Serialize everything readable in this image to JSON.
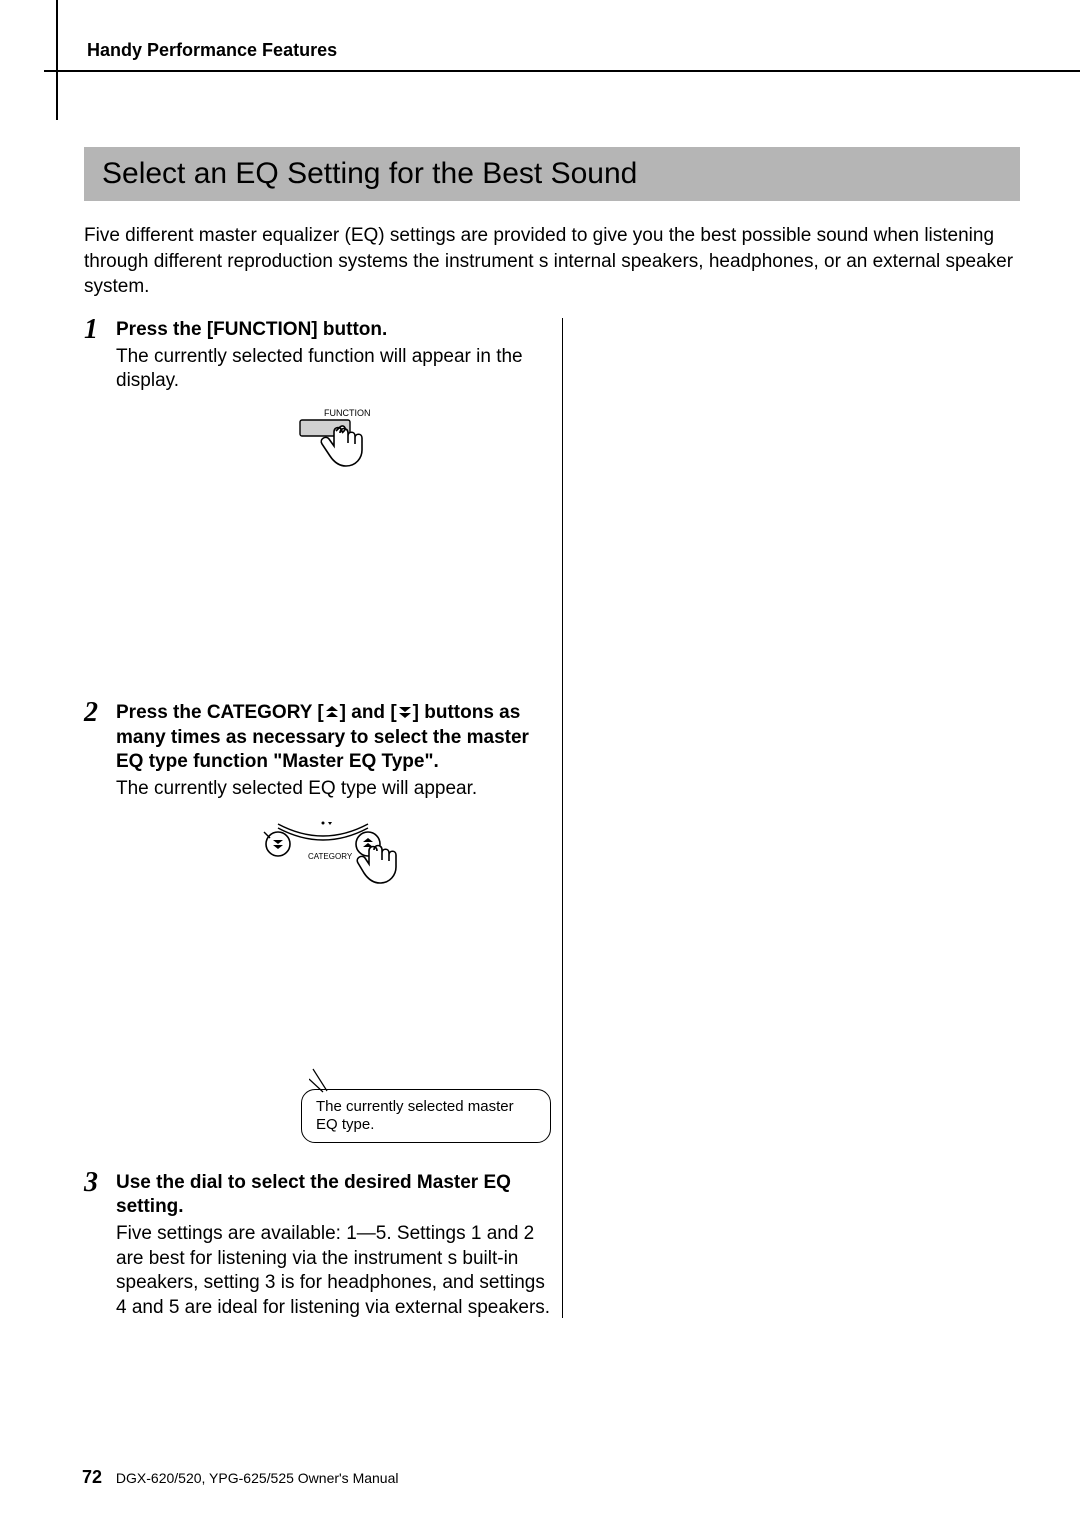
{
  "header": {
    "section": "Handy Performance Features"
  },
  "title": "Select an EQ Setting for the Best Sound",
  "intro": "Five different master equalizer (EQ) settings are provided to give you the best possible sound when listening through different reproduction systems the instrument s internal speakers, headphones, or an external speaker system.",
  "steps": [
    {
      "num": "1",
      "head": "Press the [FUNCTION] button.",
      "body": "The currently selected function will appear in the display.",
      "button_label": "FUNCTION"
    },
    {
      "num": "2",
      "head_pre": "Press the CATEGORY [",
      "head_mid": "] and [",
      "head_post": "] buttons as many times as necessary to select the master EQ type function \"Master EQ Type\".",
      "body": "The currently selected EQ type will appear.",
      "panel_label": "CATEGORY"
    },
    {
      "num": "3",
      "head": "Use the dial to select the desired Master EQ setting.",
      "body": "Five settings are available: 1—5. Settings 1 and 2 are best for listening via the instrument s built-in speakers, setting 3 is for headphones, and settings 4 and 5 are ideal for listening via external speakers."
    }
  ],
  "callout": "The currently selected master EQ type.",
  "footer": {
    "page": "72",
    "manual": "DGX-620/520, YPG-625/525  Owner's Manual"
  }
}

+ + + + + + +

■ Stated exercise:
Omit the pictures and reproduce the listing exactly.

■ Response to this task:
Serialize everything readable in this image to JSON.
{
  "header": {
    "section": "Handy Performance Features"
  },
  "title": "Select an EQ Setting for the Best Sound",
  "intro": "Five different master equalizer (EQ) settings are provided to give you the best possible sound when listening through different reproduction systems the instrument s internal speakers, headphones, or an external speaker system.",
  "steps": [
    {
      "num": "1",
      "head": "Press the [FUNCTION] button.",
      "body": "The currently selected function will appear in the display.",
      "button_label": "FUNCTION"
    },
    {
      "num": "2",
      "head_pre": "Press the CATEGORY [",
      "head_mid": "] and [",
      "head_post": "] buttons as many times as necessary to select the master EQ type function \"Master EQ Type\".",
      "body": "The currently selected EQ type will appear.",
      "panel_label": "CATEGORY"
    },
    {
      "num": "3",
      "head": "Use the dial to select the desired Master EQ setting.",
      "body": "Five settings are available: 1—5. Settings 1 and 2 are best for listening via the instrument s built-in speakers, setting 3 is for headphones, and settings 4 and 5 are ideal for listening via external speakers."
    }
  ],
  "callout": "The currently selected master EQ type.",
  "footer": {
    "page": "72",
    "manual": "DGX-620/520, YPG-625/525  Owner's Manual"
  }
}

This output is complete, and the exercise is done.